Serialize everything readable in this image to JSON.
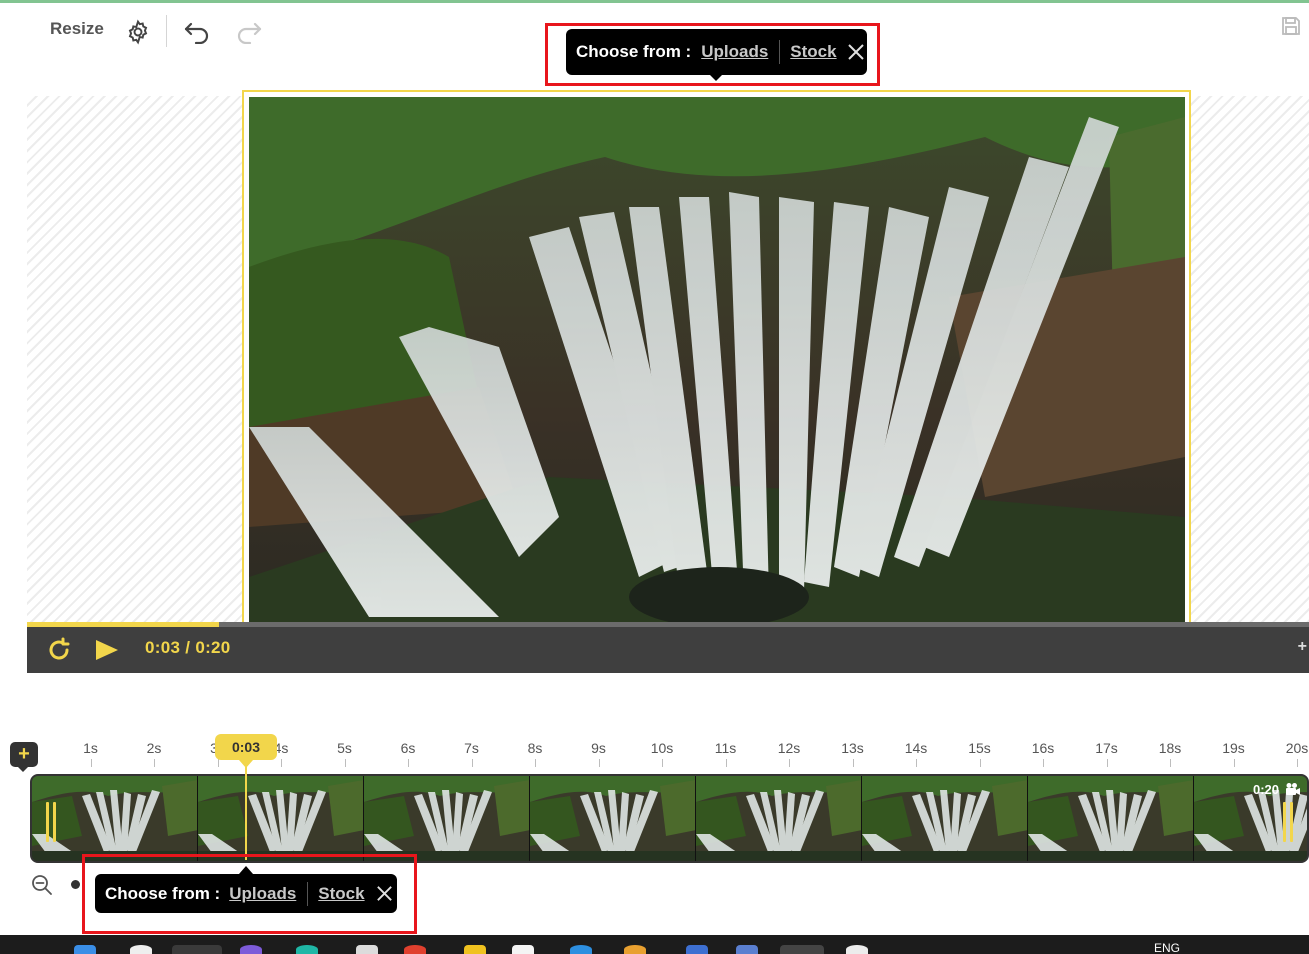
{
  "toolbar": {
    "resize_label": "Resize"
  },
  "choose_popup": {
    "label": "Choose from :",
    "uploads": "Uploads",
    "stock": "Stock"
  },
  "player": {
    "current_time": "0:03",
    "separator": "/",
    "total_time": "0:20",
    "progress_fraction": 0.15
  },
  "timeline": {
    "add_label": "+",
    "ticks": [
      "1s",
      "2s",
      "3s",
      "4s",
      "5s",
      "6s",
      "7s",
      "8s",
      "9s",
      "10s",
      "11s",
      "12s",
      "13s",
      "14s",
      "15s",
      "16s",
      "17s",
      "18s",
      "19s",
      "20s"
    ],
    "playhead_label": "0:03",
    "clip_duration": "0:20",
    "thumbnail_count": 8
  },
  "taskbar": {
    "language": "ENG"
  },
  "colors": {
    "accent": "#f2d64b",
    "highlight": "#e8161c",
    "player_bg": "#3f3f3f",
    "tooltip_bg": "#000000"
  }
}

• **SET PROBLEM**
Copy the listing over exactly, skipping the pictures it holds.

• **WRITTEN REPLY**
Serialize everything readable in this image to JSON.
{
  "toolbar": {
    "resize_label": "Resize"
  },
  "choose_popup": {
    "label": "Choose from :",
    "uploads": "Uploads",
    "stock": "Stock"
  },
  "player": {
    "current_time": "0:03",
    "separator": "/",
    "total_time": "0:20",
    "progress_fraction": 0.15
  },
  "timeline": {
    "add_label": "+",
    "ticks": [
      "1s",
      "2s",
      "3s",
      "4s",
      "5s",
      "6s",
      "7s",
      "8s",
      "9s",
      "10s",
      "11s",
      "12s",
      "13s",
      "14s",
      "15s",
      "16s",
      "17s",
      "18s",
      "19s",
      "20s"
    ],
    "playhead_label": "0:03",
    "clip_duration": "0:20",
    "thumbnail_count": 8
  },
  "taskbar": {
    "language": "ENG"
  },
  "colors": {
    "accent": "#f2d64b",
    "highlight": "#e8161c",
    "player_bg": "#3f3f3f",
    "tooltip_bg": "#000000"
  }
}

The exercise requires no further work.